_Your goal_.
Please edit the lines starting at the first one and ending at the one containing "separator-dot: · xyxy=(398,196,404,213)", replacing "bbox" with "bounding box" and changing nothing else. Leave the pictures out of your answer.

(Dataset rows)
>>>>
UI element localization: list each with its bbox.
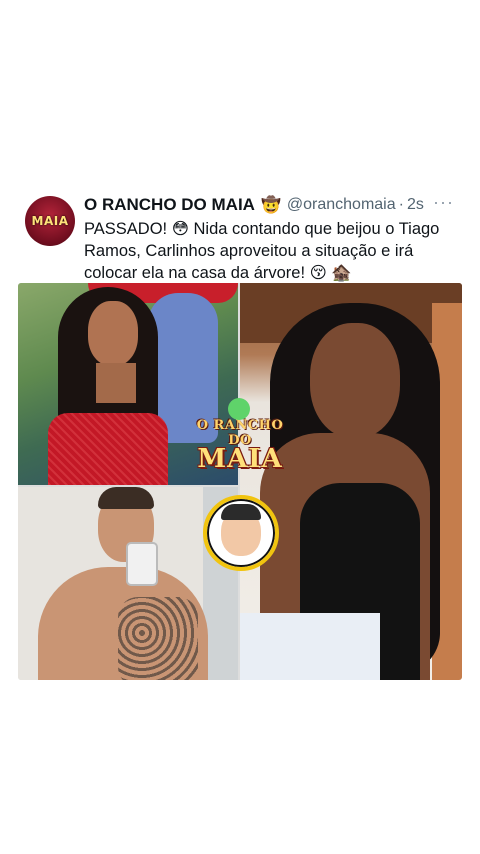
avatar-logo-text: MAIA xyxy=(31,214,69,228)
tweet-media-image[interactable]: O RANCHO DO MAIA xyxy=(18,283,462,680)
author-name[interactable]: O RANCHO DO MAIA xyxy=(84,195,255,215)
photo-man-mirror-selfie xyxy=(18,487,238,680)
author-handle[interactable]: @oranchomaia xyxy=(287,196,396,214)
more-horizontal-icon[interactable]: ··· xyxy=(433,192,454,213)
alien-mascot-icon xyxy=(228,398,250,420)
cowboy-emoji-icon: 🤠 xyxy=(260,197,281,214)
tweet-text: PASSADO! 😳 Nida contando que beijou o Ti… xyxy=(84,220,440,282)
tweet-timestamp[interactable]: 2s xyxy=(407,196,424,214)
cartoon-avatar-badge xyxy=(203,495,279,571)
author-avatar[interactable]: MAIA xyxy=(25,196,75,246)
rancho-do-maia-watermark-logo: O RANCHO DO MAIA xyxy=(190,398,290,478)
separator-dot: · xyxy=(398,196,404,213)
watermark-main-text: MAIA xyxy=(197,444,283,474)
photo-woman-smiling xyxy=(240,283,462,680)
cartoon-face-icon xyxy=(221,504,261,556)
tweet-header: O RANCHO DO MAIA 🤠 @oranchomaia · 2s xyxy=(84,193,464,217)
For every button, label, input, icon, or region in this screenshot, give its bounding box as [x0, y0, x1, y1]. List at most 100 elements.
<<<<
_The output_.
UI element localization: list each with its bounding box.
avatar-logo-text: MAIA xyxy=(31,214,69,228)
tweet-media-image[interactable]: O RANCHO DO MAIA xyxy=(18,283,462,680)
author-name[interactable]: O RANCHO DO MAIA xyxy=(84,195,255,215)
photo-man-mirror-selfie xyxy=(18,487,238,680)
author-handle[interactable]: @oranchomaia xyxy=(287,196,396,214)
more-horizontal-icon[interactable]: ··· xyxy=(433,192,454,213)
alien-mascot-icon xyxy=(228,398,250,420)
cowboy-emoji-icon: 🤠 xyxy=(260,197,281,214)
tweet-text: PASSADO! 😳 Nida contando que beijou o Ti… xyxy=(84,220,440,282)
tweet-timestamp[interactable]: 2s xyxy=(407,196,424,214)
cartoon-avatar-badge xyxy=(203,495,279,571)
author-avatar[interactable]: MAIA xyxy=(25,196,75,246)
rancho-do-maia-watermark-logo: O RANCHO DO MAIA xyxy=(190,398,290,478)
separator-dot: · xyxy=(398,196,404,213)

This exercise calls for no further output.